## 所选文本
==========

某帧中被遮挡的区域，可以通过其它在该区域没变被遮挡的帧来补偿。这个特殊的帧被认为是 the whole story 帧 X^T_1 。

因此，本文的模型是：当前帧的补全，不仅与 t-n 到 t+n 这些临近的帧有关，还和那个 the whole story 的关键帧 X^T_1 有关。

Network design:

The overview of the proposed Spatial-Temporal Transformer Networks (STTN) is shown in Figure 2. As indicated in Eq. (1), STTN takes both neighboring frames $X ^{t+n}_{t-n}$ and distant frames $X^T_{1,s}$ as conditions, and complete all the input frames simultaneously. Specifically, STTN consists of three components, including a frame-level encoder, multi-layer multi-head spatialtemporal transformers, and a frame-level decoder. The frame-level encoder is built by stacking several 2D convolution layers with strides, which aims at encoding deep features from low-level pixels for each frame. Similarly, the frame-level decoder is designed to decode features back to frames. Spatial-temporal transformers are the core component, which aims at learning joint spatial-temporal transformations for all missing regions in the deep encoding space.

本文提出的 STTN 模型包括三个部分：

frame-level 编码器：通过跨步叠加几个二维卷积层构建的，目的是为每一帧从低层次像素编码深层特征。

==========

## 提供资料
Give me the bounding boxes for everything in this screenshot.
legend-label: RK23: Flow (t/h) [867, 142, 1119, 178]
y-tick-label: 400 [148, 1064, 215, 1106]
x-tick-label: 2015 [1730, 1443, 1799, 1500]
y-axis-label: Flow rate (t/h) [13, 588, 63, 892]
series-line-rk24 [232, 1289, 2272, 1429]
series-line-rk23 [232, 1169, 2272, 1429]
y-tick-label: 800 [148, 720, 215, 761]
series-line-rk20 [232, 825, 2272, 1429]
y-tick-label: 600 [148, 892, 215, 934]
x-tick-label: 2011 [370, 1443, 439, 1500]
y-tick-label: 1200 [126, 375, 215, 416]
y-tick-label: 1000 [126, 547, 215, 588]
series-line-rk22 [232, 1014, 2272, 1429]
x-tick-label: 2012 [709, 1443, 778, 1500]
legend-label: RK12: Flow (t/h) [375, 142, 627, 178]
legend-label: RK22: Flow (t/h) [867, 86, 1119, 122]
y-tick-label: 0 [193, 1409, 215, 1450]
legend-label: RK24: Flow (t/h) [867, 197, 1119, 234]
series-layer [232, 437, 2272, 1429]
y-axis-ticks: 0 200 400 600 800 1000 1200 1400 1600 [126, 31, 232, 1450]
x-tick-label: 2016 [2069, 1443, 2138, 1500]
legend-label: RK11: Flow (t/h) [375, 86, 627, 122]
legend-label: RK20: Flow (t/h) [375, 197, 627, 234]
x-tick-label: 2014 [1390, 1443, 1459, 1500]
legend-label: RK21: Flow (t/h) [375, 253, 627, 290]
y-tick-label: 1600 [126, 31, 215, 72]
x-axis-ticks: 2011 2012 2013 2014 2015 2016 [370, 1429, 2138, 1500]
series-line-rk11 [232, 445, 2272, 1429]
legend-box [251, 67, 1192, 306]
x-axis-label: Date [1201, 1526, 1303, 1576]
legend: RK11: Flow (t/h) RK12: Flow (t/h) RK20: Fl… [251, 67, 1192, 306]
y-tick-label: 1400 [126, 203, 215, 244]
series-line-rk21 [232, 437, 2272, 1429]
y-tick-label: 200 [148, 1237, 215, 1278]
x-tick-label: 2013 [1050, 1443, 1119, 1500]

==========

## 要求 A
请更新所选文本中从含有“The overview of”的词句起、到“deep encoding space.”止的部分：将其中的“frame-level decoder”替换为“frame-level reconstructor”，然后写出改好的这部分。
## 要求 B
根据所选文本，判断下列说法是否成立，每条回答“是”或“否”，并原样引出起决定作用的原文。
(i) STTN 模型由三个部分组成。
(ii) 帧级编码器由若干三维卷积层叠加而成。
(iii) STTN 对输入帧逐帧依次进行补全。
这些资料与所选文本没有关联。

## 参考答案 A
The overview of the proposed Spatial-Temporal Transformer Networks (STTN) is shown in Figure 2. As indicated in Eq. (1), STTN takes both neighboring frames $X ^{t+n}_{t-n}$ and distant frames $X^T_{1,s}$ as conditions, and complete all the input frames simultaneously. Specifically, STTN consists of three components, including a frame-level encoder, multi-layer multi-head spatialtemporal transformers, and a frame-level reconstructor. The frame-level encoder is built by stacking several 2D convolution layers with strides, which aims at encoding deep features from low-level pixels for each frame. Similarly, the frame-level reconstructor is designed to decode features back to frames. Spatial-temporal transformers are the core component, which aims at learning joint spatial-temporal transformations for all missing regions in the deep encoding space.

## 参考答案 B
(i) 是。“本文提出的 STTN 模型包括三个部分”
(ii) 否。“通过跨步叠加几个二维卷积层构建的”
(iii) 否。“complete all the input frames simultaneously”